# [WHAT YOU HAVE TO DO]
Will you extract the entries word for word? Images should not appear in the copy.

# START OF MATERIALS PROVIDED

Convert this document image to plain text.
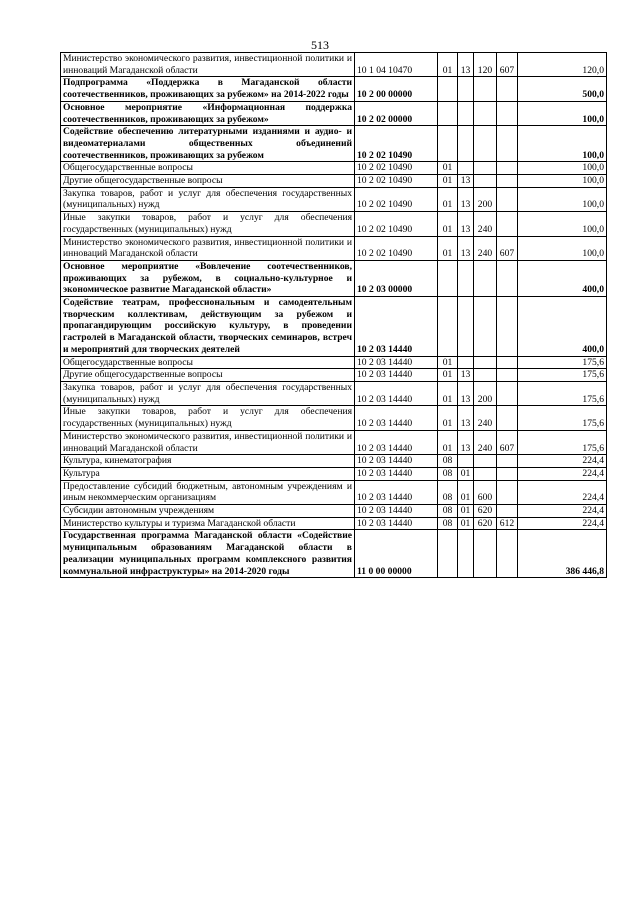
513
Министерство экономического развития, инвестиционной политики и инноваций Магаданской области	10 1 04 10470	01	13	120	607	120,0
Подпрограмма «Поддержка в Магаданской области соотечественников, проживающих за рубежом» на 2014-2022 годы	10 2 00 00000					500,0
Основное мероприятие «Информационная поддержка соотечественников, проживающих за рубежом»	10 2 02 00000					100,0
Содействие обеспечению литературными изданиями и аудио- и видеоматериалами общественных объединений соотечественников, проживающих за рубежом	10 2 02 10490					100,0
Общегосударственные вопросы	10 2 02 10490	01				100,0
Другие общегосударственные вопросы	10 2 02 10490	01	13			100,0
Закупка товаров, работ и услуг для обеспечения государственных (муниципальных) нужд	10 2 02 10490	01	13	200		100,0
Иные закупки товаров, работ и услуг для обеспечения государственных (муниципальных) нужд	10 2 02 10490	01	13	240		100,0
Министерство экономического развития, инвестиционной политики и инноваций Магаданской области	10 2 02 10490	01	13	240	607	100,0
Основное мероприятие «Вовлечение соотечественников, проживающих за рубежом, в социально-культурное и экономическое развитие Магаданской области»	10 2 03 00000					400,0
Содействие театрам, профессиональным и самодеятельным творческим коллективам, действующим за рубежом и пропагандирующим российскую культуру, в проведении гастролей в Магаданской области, творческих семинаров, встреч и мероприятий для творческих деятелей	10 2 03 14440					400,0
Общегосударственные вопросы	10 2 03 14440	01				175,6
Другие общегосударственные вопросы	10 2 03 14440	01	13			175,6
Закупка товаров, работ и услуг для обеспечения государственных (муниципальных) нужд	10 2 03 14440	01	13	200		175,6
Иные закупки товаров, работ и услуг для обеспечения государственных (муниципальных) нужд	10 2 03 14440	01	13	240		175,6
Министерство экономического развития, инвестиционной политики и инноваций Магаданской области	10 2 03 14440	01	13	240	607	175,6
Культура, кинематография	10 2 03 14440	08				224,4
Культура	10 2 03 14440	08	01			224,4
Предоставление субсидий бюджетным, автономным учреждениям и иным некоммерческим организациям	10 2 03 14440	08	01	600		224,4
Субсидии автономным учреждениям	10 2 03 14440	08	01	620		224,4
Министерство культуры и туризма Магаданской области	10 2 03 14440	08	01	620	612	224,4
Государственная программа Магаданской области «Содействие муниципальным образованиям Магаданской области в реализации муниципальных программ комплексного развития коммунальной инфраструктуры» на 2014-2020 годы	11 0 00 00000					386 446,8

# END OF MATERIALS PROVIDED

# [SOLUTION BELOW]
Convert this document image to plain text.
513
Министерство экономического развития, инвестиционной политики и инноваций Магаданской области	10 1 04 10470	01	13	120	607	120,0
Подпрограмма «Поддержка в Магаданской области соотечественников, проживающих за рубежом» на 2014-2022 годы	10 2 00 00000					500,0
Основное мероприятие «Информационная поддержка соотечественников, проживающих за рубежом»	10 2 02 00000					100,0
Содействие обеспечению литературными изданиями и аудио- и видеоматериалами общественных объединений соотечественников, проживающих за рубежом	10 2 02 10490					100,0
Общегосударственные вопросы	10 2 02 10490	01				100,0
Другие общегосударственные вопросы	10 2 02 10490	01	13			100,0
Закупка товаров, работ и услуг для обеспечения государственных (муниципальных) нужд	10 2 02 10490	01	13	200		100,0
Иные закупки товаров, работ и услуг для обеспечения государственных (муниципальных) нужд	10 2 02 10490	01	13	240		100,0
Министерство экономического развития, инвестиционной политики и инноваций Магаданской области	10 2 02 10490	01	13	240	607	100,0
Основное мероприятие «Вовлечение соотечественников, проживающих за рубежом, в социально-культурное и экономическое развитие Магаданской области»	10 2 03 00000					400,0
Содействие театрам, профессиональным и самодеятельным творческим коллективам, действующим за рубежом и пропагандирующим российскую культуру, в проведении гастролей в Магаданской области, творческих семинаров, встреч и мероприятий для творческих деятелей	10 2 03 14440					400,0
Общегосударственные вопросы	10 2 03 14440	01				175,6
Другие общегосударственные вопросы	10 2 03 14440	01	13			175,6
Закупка товаров, работ и услуг для обеспечения государственных (муниципальных) нужд	10 2 03 14440	01	13	200		175,6
Иные закупки товаров, работ и услуг для обеспечения государственных (муниципальных) нужд	10 2 03 14440	01	13	240		175,6
Министерство экономического развития, инвестиционной политики и инноваций Магаданской области	10 2 03 14440	01	13	240	607	175,6
Культура, кинематография	10 2 03 14440	08				224,4
Культура	10 2 03 14440	08	01			224,4
Предоставление субсидий бюджетным, автономным учреждениям и иным некоммерческим организациям	10 2 03 14440	08	01	600		224,4
Субсидии автономным учреждениям	10 2 03 14440	08	01	620		224,4
Министерство культуры и туризма Магаданской области	10 2 03 14440	08	01	620	612	224,4
Государственная программа Магаданской области «Содействие муниципальным образованиям Магаданской области в реализации муниципальных программ комплексного развития коммунальной инфраструктуры» на 2014-2020 годы	11 0 00 00000					386 446,8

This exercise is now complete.